> [Your instructions]
Where a line holds "image", copy it.

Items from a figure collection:

##############################

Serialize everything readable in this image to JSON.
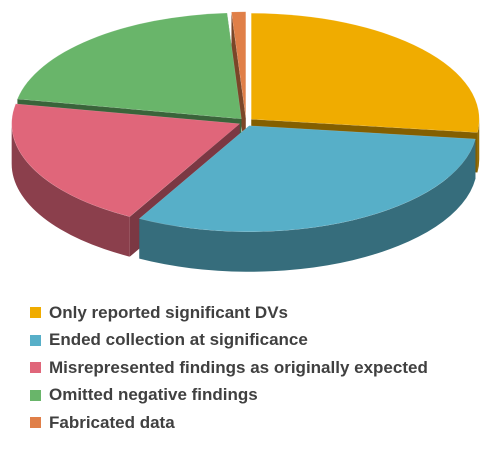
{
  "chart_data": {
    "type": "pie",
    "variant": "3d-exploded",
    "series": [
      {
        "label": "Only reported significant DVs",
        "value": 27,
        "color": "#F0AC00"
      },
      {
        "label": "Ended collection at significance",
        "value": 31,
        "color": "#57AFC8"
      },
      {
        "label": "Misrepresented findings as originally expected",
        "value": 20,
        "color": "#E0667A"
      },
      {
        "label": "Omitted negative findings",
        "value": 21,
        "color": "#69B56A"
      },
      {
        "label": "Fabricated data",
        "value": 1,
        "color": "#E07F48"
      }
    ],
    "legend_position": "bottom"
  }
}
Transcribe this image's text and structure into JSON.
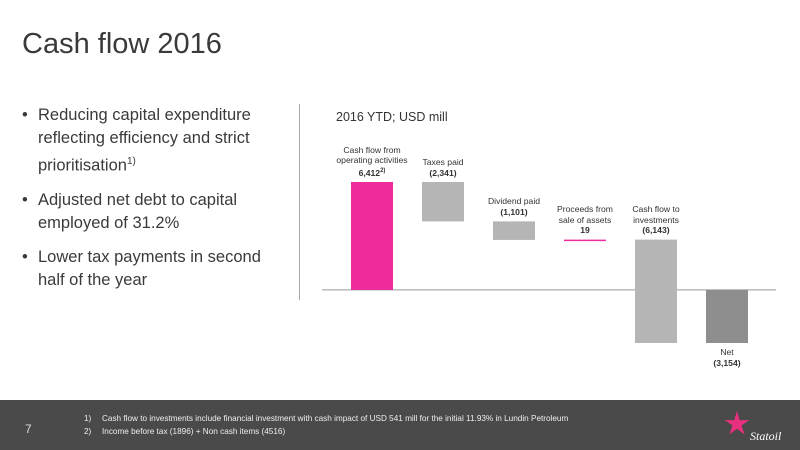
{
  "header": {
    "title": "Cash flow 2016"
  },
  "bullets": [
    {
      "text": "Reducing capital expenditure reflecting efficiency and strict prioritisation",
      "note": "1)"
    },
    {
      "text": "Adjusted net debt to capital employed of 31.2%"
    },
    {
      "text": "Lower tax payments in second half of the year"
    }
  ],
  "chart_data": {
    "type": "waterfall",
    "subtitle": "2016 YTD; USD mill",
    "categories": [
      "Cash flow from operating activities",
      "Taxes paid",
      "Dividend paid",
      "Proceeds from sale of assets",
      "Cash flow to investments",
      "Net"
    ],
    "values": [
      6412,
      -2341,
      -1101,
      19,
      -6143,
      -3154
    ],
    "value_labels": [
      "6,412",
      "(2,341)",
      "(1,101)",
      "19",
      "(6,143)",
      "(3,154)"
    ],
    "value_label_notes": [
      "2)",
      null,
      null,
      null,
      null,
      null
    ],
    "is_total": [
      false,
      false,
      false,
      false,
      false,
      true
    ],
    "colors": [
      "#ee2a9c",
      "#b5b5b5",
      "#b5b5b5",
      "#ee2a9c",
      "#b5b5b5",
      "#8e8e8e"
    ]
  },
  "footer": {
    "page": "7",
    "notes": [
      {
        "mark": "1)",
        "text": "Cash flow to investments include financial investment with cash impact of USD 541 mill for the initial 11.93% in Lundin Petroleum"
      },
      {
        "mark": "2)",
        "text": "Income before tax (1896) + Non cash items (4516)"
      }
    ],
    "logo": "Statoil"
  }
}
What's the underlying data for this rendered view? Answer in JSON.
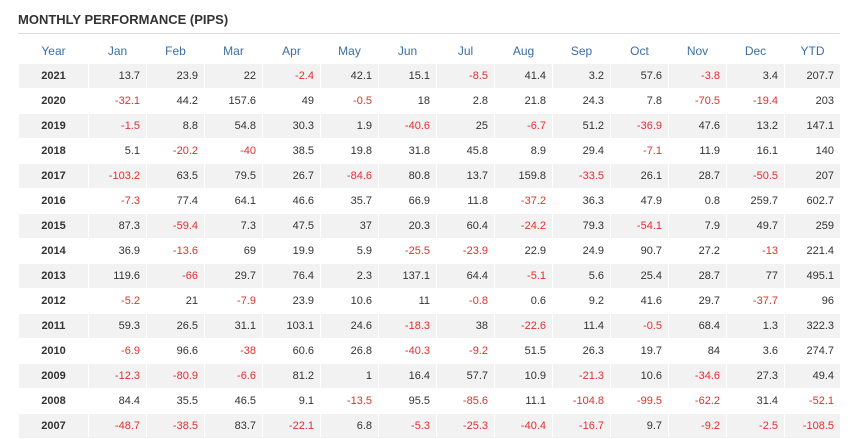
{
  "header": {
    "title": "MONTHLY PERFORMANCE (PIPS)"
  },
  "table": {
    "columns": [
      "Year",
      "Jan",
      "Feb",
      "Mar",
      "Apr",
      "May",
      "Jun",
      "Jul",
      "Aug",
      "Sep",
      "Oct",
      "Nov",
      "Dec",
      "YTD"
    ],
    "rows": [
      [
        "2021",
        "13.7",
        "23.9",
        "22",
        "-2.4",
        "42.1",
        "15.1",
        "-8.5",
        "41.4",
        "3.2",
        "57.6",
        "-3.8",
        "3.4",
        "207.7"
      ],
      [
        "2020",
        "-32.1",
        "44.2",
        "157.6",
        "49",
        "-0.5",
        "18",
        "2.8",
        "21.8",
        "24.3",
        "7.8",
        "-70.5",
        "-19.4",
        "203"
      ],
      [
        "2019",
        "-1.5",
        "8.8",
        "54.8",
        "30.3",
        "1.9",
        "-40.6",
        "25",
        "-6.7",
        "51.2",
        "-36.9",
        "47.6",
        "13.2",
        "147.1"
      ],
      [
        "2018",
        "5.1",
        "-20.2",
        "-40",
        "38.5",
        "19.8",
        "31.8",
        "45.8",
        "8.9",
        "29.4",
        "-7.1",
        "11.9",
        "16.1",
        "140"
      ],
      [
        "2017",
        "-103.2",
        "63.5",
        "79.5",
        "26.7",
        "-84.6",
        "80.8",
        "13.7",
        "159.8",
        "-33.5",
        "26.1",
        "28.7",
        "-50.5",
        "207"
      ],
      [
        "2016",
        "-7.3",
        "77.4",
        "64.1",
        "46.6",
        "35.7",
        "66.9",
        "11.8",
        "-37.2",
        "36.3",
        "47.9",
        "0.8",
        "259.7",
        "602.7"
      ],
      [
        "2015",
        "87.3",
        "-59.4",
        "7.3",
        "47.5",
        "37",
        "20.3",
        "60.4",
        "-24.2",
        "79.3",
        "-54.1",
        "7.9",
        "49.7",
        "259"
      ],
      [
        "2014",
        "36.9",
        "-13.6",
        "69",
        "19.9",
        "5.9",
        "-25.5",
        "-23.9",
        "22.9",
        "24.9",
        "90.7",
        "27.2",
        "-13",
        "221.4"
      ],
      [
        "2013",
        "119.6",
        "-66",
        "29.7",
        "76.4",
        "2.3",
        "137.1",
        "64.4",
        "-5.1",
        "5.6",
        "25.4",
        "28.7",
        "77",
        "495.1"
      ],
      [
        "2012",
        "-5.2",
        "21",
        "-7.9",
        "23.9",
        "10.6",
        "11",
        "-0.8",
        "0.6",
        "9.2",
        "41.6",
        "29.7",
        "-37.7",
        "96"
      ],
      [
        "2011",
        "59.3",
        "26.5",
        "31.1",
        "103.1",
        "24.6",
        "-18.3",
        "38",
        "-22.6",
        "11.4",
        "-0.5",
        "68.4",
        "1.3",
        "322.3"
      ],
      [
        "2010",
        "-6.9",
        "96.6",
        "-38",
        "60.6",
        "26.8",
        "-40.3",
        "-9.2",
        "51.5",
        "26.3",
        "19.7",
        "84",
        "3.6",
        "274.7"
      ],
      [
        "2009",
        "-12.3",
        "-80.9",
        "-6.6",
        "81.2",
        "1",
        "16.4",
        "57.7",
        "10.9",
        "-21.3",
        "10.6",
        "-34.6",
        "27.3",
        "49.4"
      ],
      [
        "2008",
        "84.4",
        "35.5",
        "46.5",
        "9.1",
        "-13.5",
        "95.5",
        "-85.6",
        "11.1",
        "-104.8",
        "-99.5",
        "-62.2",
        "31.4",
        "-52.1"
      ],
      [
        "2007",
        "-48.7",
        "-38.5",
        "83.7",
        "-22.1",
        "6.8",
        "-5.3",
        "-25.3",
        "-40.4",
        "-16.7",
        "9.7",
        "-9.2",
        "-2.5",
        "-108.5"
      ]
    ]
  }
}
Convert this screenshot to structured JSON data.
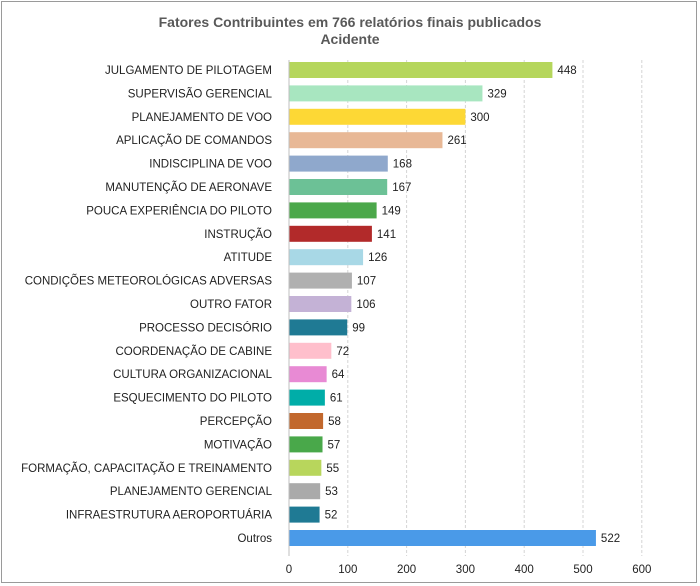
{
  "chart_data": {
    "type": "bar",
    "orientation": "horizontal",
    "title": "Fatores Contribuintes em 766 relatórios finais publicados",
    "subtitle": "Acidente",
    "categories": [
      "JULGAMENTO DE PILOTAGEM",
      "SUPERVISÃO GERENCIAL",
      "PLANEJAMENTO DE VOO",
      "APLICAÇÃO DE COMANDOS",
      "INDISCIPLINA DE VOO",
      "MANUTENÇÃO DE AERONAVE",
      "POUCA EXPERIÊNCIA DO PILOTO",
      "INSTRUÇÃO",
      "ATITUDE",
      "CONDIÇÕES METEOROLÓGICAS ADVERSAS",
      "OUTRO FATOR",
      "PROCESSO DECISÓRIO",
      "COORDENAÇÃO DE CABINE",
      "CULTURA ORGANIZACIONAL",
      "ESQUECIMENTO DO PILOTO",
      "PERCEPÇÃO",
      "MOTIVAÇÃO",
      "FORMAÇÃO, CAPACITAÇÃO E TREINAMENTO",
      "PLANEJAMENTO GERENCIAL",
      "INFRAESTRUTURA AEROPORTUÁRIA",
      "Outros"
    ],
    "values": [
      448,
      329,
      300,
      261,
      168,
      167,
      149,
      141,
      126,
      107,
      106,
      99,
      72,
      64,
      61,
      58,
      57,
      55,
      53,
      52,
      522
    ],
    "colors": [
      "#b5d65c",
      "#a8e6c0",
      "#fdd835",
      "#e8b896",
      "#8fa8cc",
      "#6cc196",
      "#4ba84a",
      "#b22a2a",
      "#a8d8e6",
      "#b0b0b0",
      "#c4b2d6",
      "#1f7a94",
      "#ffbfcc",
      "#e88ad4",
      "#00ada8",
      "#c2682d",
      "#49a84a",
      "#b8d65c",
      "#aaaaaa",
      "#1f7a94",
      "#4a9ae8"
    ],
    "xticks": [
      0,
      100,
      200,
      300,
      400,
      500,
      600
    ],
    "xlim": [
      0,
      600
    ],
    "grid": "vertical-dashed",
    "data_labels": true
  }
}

##############################

> [Answer in full]
Serialize everything readable in this image to JSON.
Transcribe this image's text and structure into JSON.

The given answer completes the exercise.